◆ LO QUE SE PIDE:
1. Reproduce al pie de la letra el pasaje del texto sobre repetir o crear que comienza con las palabras que contienen "Alfonso Gisbert[1]" y acaba en "valioso[2].".
2. Indica si cada afirmación concuerda con el texto sobre repetir o crear, respondiendo sí o no y citando literalmente las palabras del texto que lo deciden: (a) la repetición alude a lo ya conocido; (b) una copia que no es idéntica se admira como una creación; (c) los freudianos consideran la repetición algo innecesario.
3. Según el texto sobre repetir o crear, ¿en qué ocasión insisten los freudianos en la idea de la repetición?

◆ TEXTO SELECCIONADO:
REPETIR O CREAR: ¿UN DILEMA?
Alfonso Gisbert[1]
El tema que propone este titulo plantea
lo que a primera vista parece una contradicción, pues como todo el mundo sabe,
crear es lo contrario de repetir. Pero “lo que todo el mundo sabe” no siempre
resulta del todo cierto. Es verdad que la creación lleva implícito lo nuevo,
mientras la repetición alude a lo ya conocido, lo viejo. Una obra de arte
cualquiera, no importa cuan antigua sea, la vemos siempre como una creación
admirable, tal vez por lo novedosa que fue en su momento, mientras que una
copia, así no sea idéntica, la despreciamos como un plagio. Sin embargo los
freudianos insistimos, cuando hablamos de técnica psicoanalítica, en la idea de
la repetición, e incluso la proponemos como algo no solo necesario sino sumamente
valioso[2].

◆ ENTRADAS MOSTRADAS:
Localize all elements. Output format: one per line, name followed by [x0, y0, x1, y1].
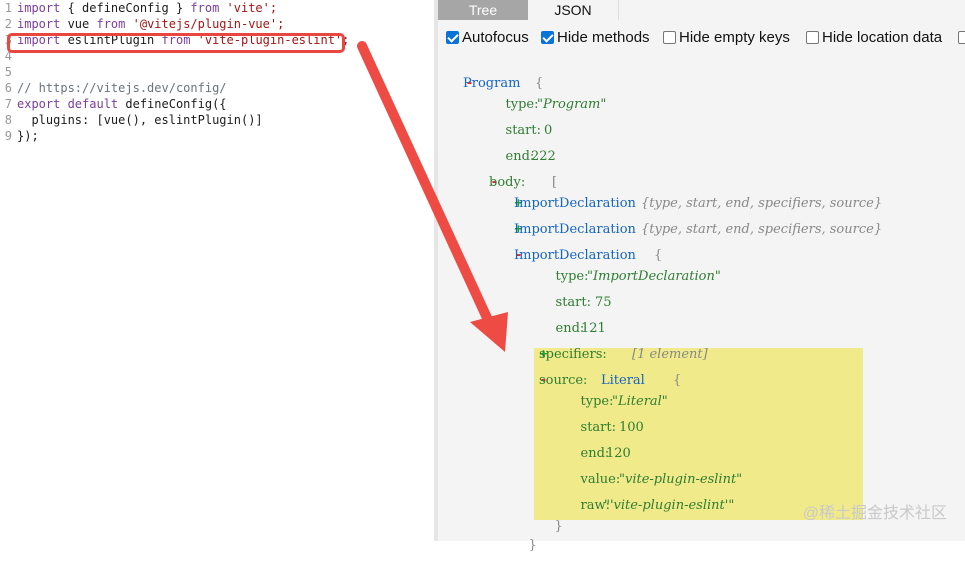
prop-type: type: "Literal"	[564, 375, 668, 409]
prop-start: start: 0	[489, 104, 553, 138]
tree-node-import-declaration-2[interactable]: + ImportDeclaration {type, start, end, spe…	[498, 203, 882, 237]
tree-node-specifiers[interactable]: + specifiers: [1 element]	[523, 328, 708, 362]
tree-node-import-declaration-1[interactable]: + ImportDeclaration {type, start, end, spe…	[498, 177, 882, 211]
node-summary: {type, start, end, specifiers, source}	[641, 222, 883, 237]
value: 75	[595, 295, 612, 310]
value: "vite-plugin-eslint"	[619, 472, 743, 487]
close-brace-source: }	[554, 519, 563, 534]
watermark: @稀土掘金技术社区	[802, 505, 947, 522]
prop-start: start: 100	[564, 401, 644, 435]
prop-value: value: "vite-plugin-eslint"	[564, 453, 743, 487]
tree-node-source[interactable]: - source: Literal{	[523, 354, 681, 388]
open-bracket: [	[552, 175, 558, 190]
open-brace: {	[654, 248, 663, 263]
key-label: end:	[555, 321, 585, 336]
tree-node-body[interactable]: - body:[	[474, 156, 557, 190]
open-brace: {	[673, 373, 682, 388]
ast-tree: - Program{ type: "Program" start: 0 end: 222…	[0, 0, 965, 553]
prop-end: end: 222	[489, 130, 556, 164]
value: "'vite-plugin-eslint'"	[604, 498, 735, 513]
prop-raw: raw: "'vite-plugin-eslint'"	[564, 479, 735, 513]
prop-start: start: 75	[539, 276, 612, 310]
prop-end: end: 121	[539, 302, 606, 336]
node-name: ImportDeclaration	[514, 196, 636, 211]
close-brace-declaration: }	[528, 538, 537, 553]
key-label: end:	[505, 149, 535, 164]
value: 100	[619, 420, 644, 435]
value: 121	[581, 321, 606, 336]
tree-node-import-declaration-3[interactable]: - ImportDeclaration{	[498, 229, 662, 263]
node-summary: [1 element]	[632, 347, 708, 362]
value: "Literal"	[612, 394, 668, 409]
value: 222	[531, 149, 556, 164]
value: 0	[544, 123, 553, 138]
value: "ImportDeclaration"	[587, 269, 721, 284]
prop-type: type: "ImportDeclaration"	[539, 250, 721, 284]
prop-type: type: "Program"	[489, 78, 607, 112]
node-name: ImportDeclaration	[514, 222, 636, 237]
prop-end: end: 120	[564, 427, 631, 461]
node-summary: {type, start, end, specifiers, source}	[641, 196, 883, 211]
value: "Program"	[537, 97, 607, 112]
key-label: specifiers:	[539, 347, 607, 362]
tree-node-program[interactable]: - Program{	[449, 57, 543, 91]
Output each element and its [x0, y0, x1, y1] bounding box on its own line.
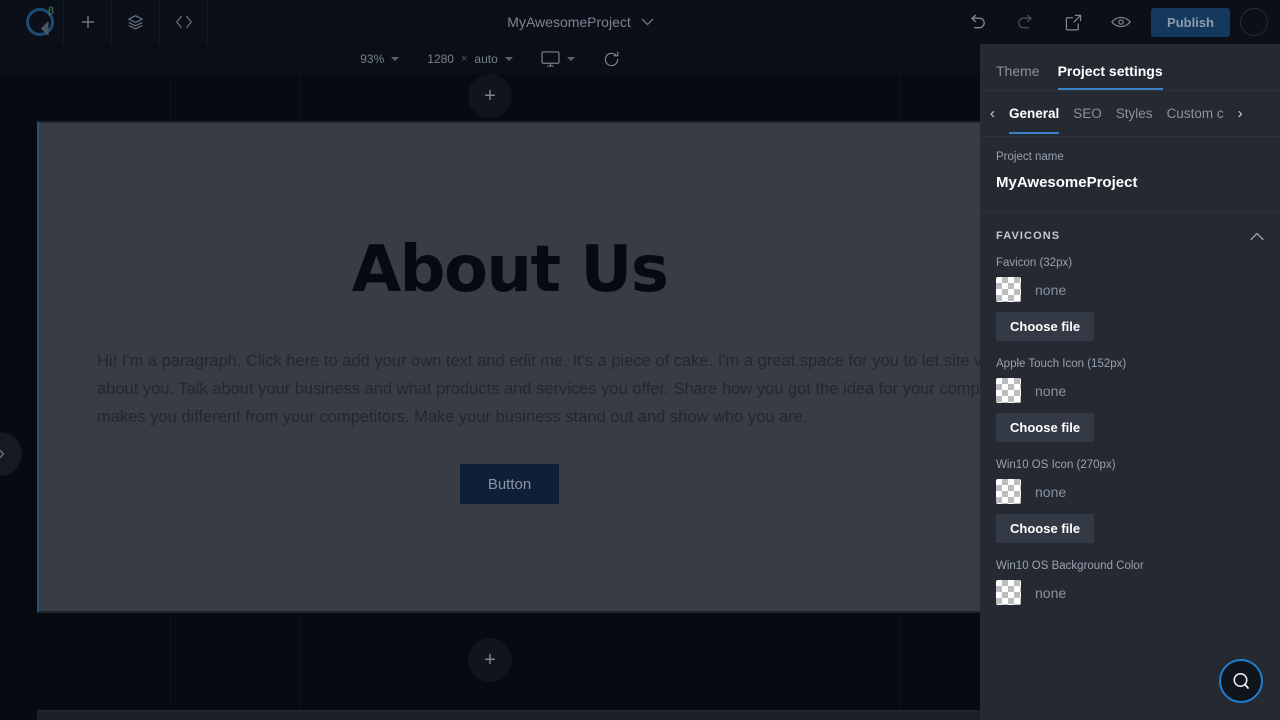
chevron-down-icon	[641, 18, 654, 26]
section-about-us[interactable]: About Us Hi! I'm a paragraph. Click here…	[37, 121, 980, 613]
canvas-height-value: auto	[474, 52, 498, 66]
project-title-label: MyAwesomeProject	[507, 14, 631, 30]
subtab-general[interactable]: General	[1009, 93, 1060, 134]
help-chat-icon	[1233, 673, 1249, 689]
code-icon	[175, 15, 192, 29]
add-section-button-bottom[interactable]: +	[468, 638, 512, 682]
apple-touch-icon-value: none	[1035, 382, 1067, 399]
apple-touch-icon-item: Apple Touch Icon (152px) none Choose fil…	[980, 353, 1280, 454]
publish-button[interactable]: Publish	[1151, 7, 1230, 37]
chevron-up-icon[interactable]	[1250, 232, 1264, 241]
add-section-button-top[interactable]: +	[468, 74, 512, 118]
tab-project-settings[interactable]: Project settings	[1057, 63, 1163, 90]
win10-os-icon-item: Win10 OS Icon (270px) none Choose file	[980, 454, 1280, 555]
project-settings-panel: Theme Project settings ‹ General SEO Sty…	[980, 44, 1280, 720]
transparency-swatch-icon[interactable]	[996, 580, 1021, 605]
code-button[interactable]	[160, 0, 208, 44]
apple-touch-icon-choose-file-button[interactable]: Choose file	[996, 413, 1095, 442]
monitor-icon	[541, 51, 560, 67]
chevron-down-icon	[566, 57, 575, 61]
chevron-right-icon	[0, 449, 4, 459]
canvas-width-value: 1280	[427, 52, 454, 66]
favicon-32-label: Favicon (32px)	[996, 257, 1073, 269]
hero-title: About Us	[351, 233, 669, 307]
panel-tab-bar: Theme Project settings	[980, 44, 1280, 91]
subtab-seo[interactable]: SEO	[1073, 93, 1102, 134]
subtabs-next-arrow[interactable]: ›	[1238, 105, 1243, 122]
editor-window: β MyAwesomeProject Publish 93% 1280 × au…	[0, 0, 1280, 720]
panel-content: Project name MyAwesomeProject FAVICONS F…	[980, 137, 1280, 720]
project-name-label: Project name	[996, 151, 1064, 163]
win10-background-color-label: Win10 OS Background Color	[996, 560, 1144, 572]
canvas-size-control[interactable]: 1280 × auto	[413, 52, 527, 66]
redo-button[interactable]	[1001, 0, 1049, 44]
canvas-toolbar: 93% 1280 × auto	[0, 44, 980, 74]
win10-os-icon-value: none	[1035, 483, 1067, 500]
undo-icon	[970, 14, 985, 29]
win10-background-color-row: none	[996, 580, 1264, 605]
external-link-icon	[1065, 14, 1081, 30]
zoom-control[interactable]: 93%	[346, 52, 413, 66]
apple-touch-icon-row: none	[996, 378, 1264, 403]
panel-subtab-bar: ‹ General SEO Styles Custom c ›	[980, 91, 1280, 137]
project-name-field[interactable]: Project name MyAwesomeProject	[980, 137, 1280, 212]
editor-logo[interactable]: β	[0, 0, 64, 44]
transparency-swatch-icon[interactable]	[996, 277, 1021, 302]
zoom-level-value: 93%	[360, 52, 385, 66]
editor-canvas[interactable]: + About Us Hi! I'm a paragraph. Click he…	[0, 74, 980, 720]
win10-os-icon-choose-file-button[interactable]: Choose file	[996, 514, 1095, 543]
favicon-32-choose-file-button[interactable]: Choose file	[996, 312, 1095, 341]
top-bar: β MyAwesomeProject Publish	[0, 0, 1280, 44]
add-element-button[interactable]	[64, 0, 112, 44]
chevron-down-icon	[504, 57, 513, 61]
multiply-symbol: ×	[460, 53, 468, 65]
hero-cta-button[interactable]: Button	[460, 464, 559, 504]
apple-touch-icon-label: Apple Touch Icon (152px)	[996, 358, 1127, 370]
favicon-32-item: Favicon (32px) none Choose file	[980, 252, 1280, 353]
layers-button[interactable]	[112, 0, 160, 44]
subtab-custom-code[interactable]: Custom c	[1167, 93, 1224, 134]
top-bar-actions: Publish	[953, 0, 1280, 44]
project-name-value[interactable]: MyAwesomeProject	[996, 174, 1264, 191]
subtab-styles[interactable]: Styles	[1116, 93, 1153, 134]
subtabs-prev-arrow[interactable]: ‹	[990, 105, 995, 122]
favicons-section-header[interactable]: FAVICONS	[980, 212, 1280, 252]
section-next[interactable]	[37, 710, 980, 720]
favicons-section-title: FAVICONS	[996, 230, 1061, 242]
transparency-swatch-icon[interactable]	[996, 479, 1021, 504]
win10-os-icon-label: Win10 OS Icon (270px)	[996, 459, 1116, 471]
redo-icon	[1017, 14, 1032, 29]
tab-theme[interactable]: Theme	[996, 63, 1040, 90]
undo-button[interactable]	[953, 0, 1001, 44]
preview-button[interactable]	[1097, 0, 1145, 44]
favicon-32-row: none	[996, 277, 1264, 302]
avatar[interactable]	[1240, 8, 1268, 36]
open-external-button[interactable]	[1049, 0, 1097, 44]
expand-left-panel-handle[interactable]	[0, 432, 22, 476]
project-title-menu[interactable]: MyAwesomeProject	[208, 14, 953, 30]
beta-badge: β	[48, 6, 55, 17]
hero-paragraph[interactable]: Hi! I'm a paragraph. Click here to add y…	[97, 347, 980, 431]
device-selector[interactable]	[527, 51, 589, 67]
eye-icon	[1111, 16, 1131, 28]
refresh-icon	[604, 51, 619, 66]
chevron-down-icon	[391, 57, 400, 61]
win10-background-color-value: none	[1035, 584, 1067, 601]
win10-background-color-item: Win10 OS Background Color none	[980, 555, 1280, 627]
plus-icon	[81, 16, 94, 28]
win10-os-icon-row: none	[996, 479, 1264, 504]
layers-icon	[128, 14, 143, 29]
transparency-swatch-icon[interactable]	[996, 378, 1021, 403]
refresh-canvas-button[interactable]	[589, 51, 634, 68]
help-chat-button[interactable]	[1219, 659, 1263, 703]
favicon-32-value: none	[1035, 281, 1067, 298]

◆ RESULTADOS POR TAREA:
1.
Alfonso Gisbert[1]
El tema que propone este titulo plantea
lo que a primera vista parece una contradicción, pues como todo el mundo sabe,
crear es lo contrario de repetir. Pero “lo que todo el mundo sabe” no siempre
resulta del todo cierto. Es verdad que la creación lleva implícito lo nuevo,
mientras la repetición alude a lo ya conocido, lo viejo. Una obra de arte
cualquiera, no importa cuan antigua sea, la vemos siempre como una creación
admirable, tal vez por lo novedosa que fue en su momento, mientras que una
copia, así no sea idéntica, la despreciamos como un plagio. Sin embargo los
freudianos insistimos, cuando hablamos de técnica psicoanalítica, en la idea de
la repetición, e incluso la proponemos como algo no solo necesario sino sumamente
valioso[2].

2.
(a) Sí: "la repetición alude a lo ya conocido, lo viejo".
(b) No: "una copia, así no sea idéntica, la despreciamos como un plagio".
(c) No: "la proponemos como algo no solo necesario sino sumamente valioso".

3. Cuando hablan de técnica psicoanalítica.